Problem to solve: Extract each line bearing the word "this".
>> Begin
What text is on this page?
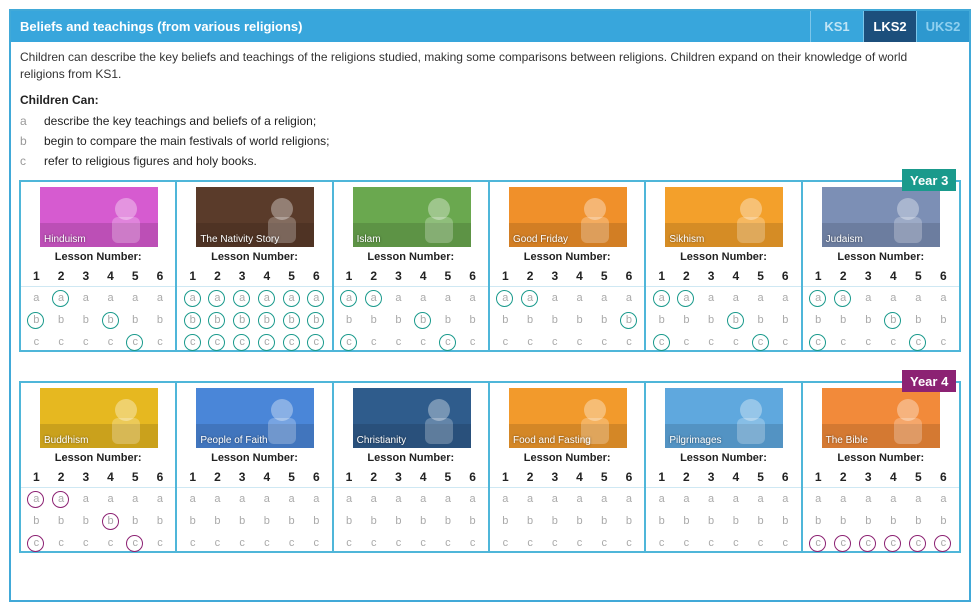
Beliefs and teachings (from various religions)	KS1	LKS2	UKS2
Children can describe the key beliefs and teachings of the religions studied, making some comparisons between religions. Children expand on their knowledge of world religions from KS1.
Children Can:
a	describe the key teachings and beliefs of a religion;
b	begin to compare the main festivals of world religions;
c	refer to religious figures and holy books.
Hinduism
Lesson Number:
1	2	3	4	5	6
a	a	a	a	a	a
b	b	b	b	b	b
c	c	c	c	c	c
The Nativity Story
Lesson Number:
1	2	3	4	5	6
a	a	a	a	a	a
b	b	b	b	b	b
c	c	c	c	c	c
Islam
Lesson Number:
1	2	3	4	5	6
a	a	a	a	a	a
b	b	b	b	b	b
c	c	c	c	c	c
Good Friday
Lesson Number:
1	2	3	4	5	6
a	a	a	a	a	a
b	b	b	b	b	b
c	c	c	c	c	c
Sikhism
Lesson Number:
1	2	3	4	5	6
a	a	a	a	a	a
b	b	b	b	b	b
c	c	c	c	c	c
Judaism
Lesson Number:
1	2	3	4	5	6
a	a	a	a	a	a
b	b	b	b	b	b
c	c	c	c	c	c
Year 3
Buddhism
Lesson Number:
1	2	3	4	5	6
a	a	a	a	a	a
b	b	b	b	b	b
c	c	c	c	c	c
People of Faith
Lesson Number:
1	2	3	4	5	6
a	a	a	a	a	a
b	b	b	b	b	b
c	c	c	c	c	c
Christianity
Lesson Number:
1	2	3	4	5	6
a	a	a	a	a	a
b	b	b	b	b	b
c	c	c	c	c	c
Food and Fasting
Lesson Number:
1	2	3	4	5	6
a	a	a	a	a	a
b	b	b	b	b	b
c	c	c	c	c	c
Pilgrimages
Lesson Number:
1	2	3	4	5	6
a	a	a	a	a	a
b	b	b	b	b	b
c	c	c	c	c	c
The Bible
Lesson Number:
1	2	3	4	5	6
a	a	a	a	a	a
b	b	b	b	b	b
c	c	c	c	c	c
Year 4
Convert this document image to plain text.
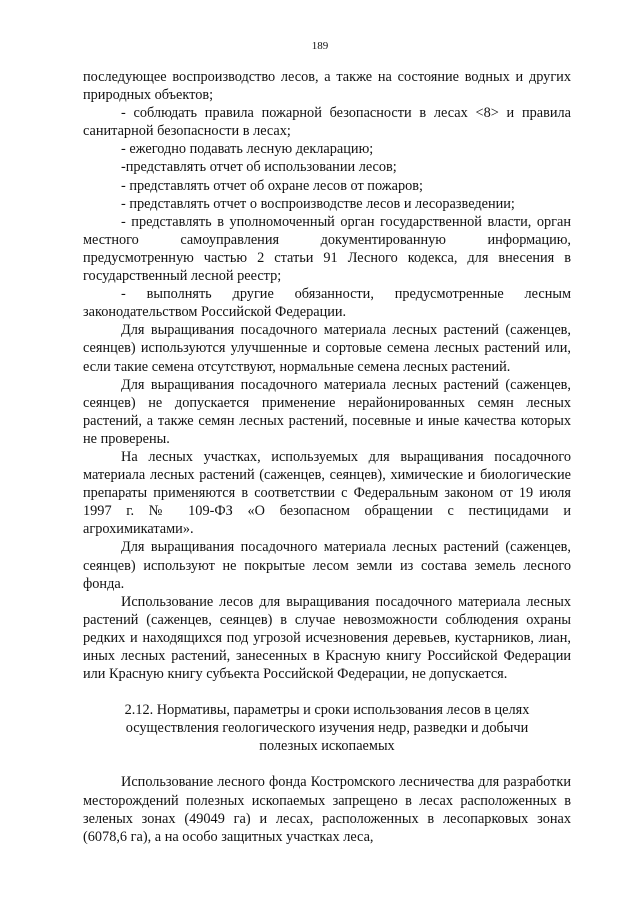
189

последующее воспроизводство лесов, а также на состояние водных и других природных объектов;

- соблюдать правила пожарной безопасности в лесах <8> и правила санитарной безопасности в лесах;

- ежегодно подавать лесную декларацию;

-представлять отчет об использовании лесов;

- представлять отчет об охране лесов от пожаров;

- представлять отчет о воспроизводстве лесов и лесоразведении;

- представлять в уполномоченный орган государственной власти, орган местного самоуправления документированную информацию, предусмотренную частью 2 статьи 91 Лесного кодекса, для внесения в государственный лесной реестр;

- выполнять другие обязанности, предусмотренные лесным законодательством Российской Федерации.

Для выращивания посадочного материала лесных растений (саженцев, сеянцев) используются улучшенные и сортовые семена лесных растений или, если такие семена отсутствуют, нормальные семена лесных растений.

Для выращивания посадочного материала лесных растений (саженцев, сеянцев) не допускается применение нерайонированных семян лесных растений, а также семян лесных растений, посевные и иные качества которых не проверены.

На лесных участках, используемых для выращивания посадочного материала лесных растений (саженцев, сеянцев), химические и биологические препараты применяются в соответствии с Федеральным законом от 19 июля 1997 г. № 109-ФЗ «О безопасном обращении с пестицидами и агрохимикатами».

Для выращивания посадочного материала лесных растений (саженцев, сеянцев) используют не покрытые лесом земли из состава земель лесного фонда.

Использование лесов для выращивания посадочного материала лесных растений (саженцев, сеянцев) в случае невозможности соблюдения охраны редких и находящихся под угрозой исчезновения деревьев, кустарников, лиан, иных лесных растений, занесенных в Красную книгу Российской Федерации или Красную книгу субъекта Российской Федерации, не допускается.

2.12. Нормативы, параметры и сроки использования лесов в целях
осуществления геологического изучения недр, разведки и добычи
полезных ископаемых

Использование лесного фонда Костромского лесничества для разработки месторождений полезных ископаемых запрещено в лесах расположенных в зеленых зонах (49049 га) и лесах, расположенных в лесопарковых зонах (6078,6 га), а на особо защитных участках леса,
>> End
Answer to the task:
What text is on this page?
Convert this document image to plain text.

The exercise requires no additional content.